#### Stated goal:
Identify each line below containing the string "count" and copy it.

#### Figure contents as structured data:
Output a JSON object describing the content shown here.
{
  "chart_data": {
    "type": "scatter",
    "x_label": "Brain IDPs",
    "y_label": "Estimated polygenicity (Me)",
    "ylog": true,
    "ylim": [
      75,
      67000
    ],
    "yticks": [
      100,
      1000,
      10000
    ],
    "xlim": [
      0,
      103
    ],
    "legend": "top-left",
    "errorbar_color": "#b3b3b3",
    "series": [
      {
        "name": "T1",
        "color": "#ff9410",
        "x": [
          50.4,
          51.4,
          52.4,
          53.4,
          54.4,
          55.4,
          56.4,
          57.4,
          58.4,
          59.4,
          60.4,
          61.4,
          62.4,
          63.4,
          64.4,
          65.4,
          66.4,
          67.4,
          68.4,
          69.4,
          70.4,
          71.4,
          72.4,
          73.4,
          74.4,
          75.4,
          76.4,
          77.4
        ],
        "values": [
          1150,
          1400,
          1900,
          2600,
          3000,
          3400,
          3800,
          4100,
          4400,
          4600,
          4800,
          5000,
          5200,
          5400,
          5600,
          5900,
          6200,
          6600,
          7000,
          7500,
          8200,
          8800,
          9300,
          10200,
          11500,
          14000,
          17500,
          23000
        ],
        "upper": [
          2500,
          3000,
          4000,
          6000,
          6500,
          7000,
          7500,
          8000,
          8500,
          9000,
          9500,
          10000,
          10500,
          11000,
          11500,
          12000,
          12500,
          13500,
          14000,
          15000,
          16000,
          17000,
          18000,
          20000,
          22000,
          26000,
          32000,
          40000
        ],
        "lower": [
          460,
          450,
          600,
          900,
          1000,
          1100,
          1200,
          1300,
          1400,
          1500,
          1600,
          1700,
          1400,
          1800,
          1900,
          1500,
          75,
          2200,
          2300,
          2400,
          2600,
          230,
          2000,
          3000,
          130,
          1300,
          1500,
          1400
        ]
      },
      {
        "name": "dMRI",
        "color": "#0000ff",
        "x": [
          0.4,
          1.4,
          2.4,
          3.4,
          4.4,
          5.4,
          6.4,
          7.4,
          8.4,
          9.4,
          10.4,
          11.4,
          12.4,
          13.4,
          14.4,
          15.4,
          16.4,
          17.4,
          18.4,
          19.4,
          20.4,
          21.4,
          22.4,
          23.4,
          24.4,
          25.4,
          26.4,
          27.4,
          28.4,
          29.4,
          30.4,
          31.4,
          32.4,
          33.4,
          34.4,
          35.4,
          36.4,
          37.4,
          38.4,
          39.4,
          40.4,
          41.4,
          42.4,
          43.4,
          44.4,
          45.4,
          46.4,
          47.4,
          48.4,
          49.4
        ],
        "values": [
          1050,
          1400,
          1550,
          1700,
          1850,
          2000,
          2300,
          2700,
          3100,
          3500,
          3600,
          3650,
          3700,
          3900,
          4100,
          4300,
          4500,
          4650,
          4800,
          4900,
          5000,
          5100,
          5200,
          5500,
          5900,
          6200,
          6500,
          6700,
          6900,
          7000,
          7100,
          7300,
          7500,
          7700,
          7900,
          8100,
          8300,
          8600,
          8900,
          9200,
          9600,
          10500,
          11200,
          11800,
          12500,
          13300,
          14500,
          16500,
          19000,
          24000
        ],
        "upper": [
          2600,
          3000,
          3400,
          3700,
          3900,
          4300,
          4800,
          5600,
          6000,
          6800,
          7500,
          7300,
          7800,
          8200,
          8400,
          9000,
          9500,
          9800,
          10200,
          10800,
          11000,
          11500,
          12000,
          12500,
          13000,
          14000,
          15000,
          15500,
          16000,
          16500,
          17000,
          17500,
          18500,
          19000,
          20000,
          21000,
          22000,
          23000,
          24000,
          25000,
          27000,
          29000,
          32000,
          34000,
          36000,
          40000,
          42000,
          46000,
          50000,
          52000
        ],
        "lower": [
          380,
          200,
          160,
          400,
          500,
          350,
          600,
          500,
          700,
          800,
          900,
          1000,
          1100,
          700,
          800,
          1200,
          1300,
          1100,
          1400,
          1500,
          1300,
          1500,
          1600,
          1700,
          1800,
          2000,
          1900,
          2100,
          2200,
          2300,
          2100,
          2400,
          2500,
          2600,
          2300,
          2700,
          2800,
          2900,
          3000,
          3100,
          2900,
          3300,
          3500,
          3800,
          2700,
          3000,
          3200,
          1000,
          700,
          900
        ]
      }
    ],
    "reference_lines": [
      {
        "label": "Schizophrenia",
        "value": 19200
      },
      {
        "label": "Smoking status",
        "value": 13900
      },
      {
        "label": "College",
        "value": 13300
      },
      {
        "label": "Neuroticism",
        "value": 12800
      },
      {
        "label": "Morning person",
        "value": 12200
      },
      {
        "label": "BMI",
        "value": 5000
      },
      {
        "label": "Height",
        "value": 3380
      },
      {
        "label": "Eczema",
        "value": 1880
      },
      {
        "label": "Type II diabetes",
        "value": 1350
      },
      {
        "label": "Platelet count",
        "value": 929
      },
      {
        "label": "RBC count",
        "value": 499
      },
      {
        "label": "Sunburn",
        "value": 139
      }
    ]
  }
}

#### Output below:
        "label": "Platelet count",
        "label": "RBC count",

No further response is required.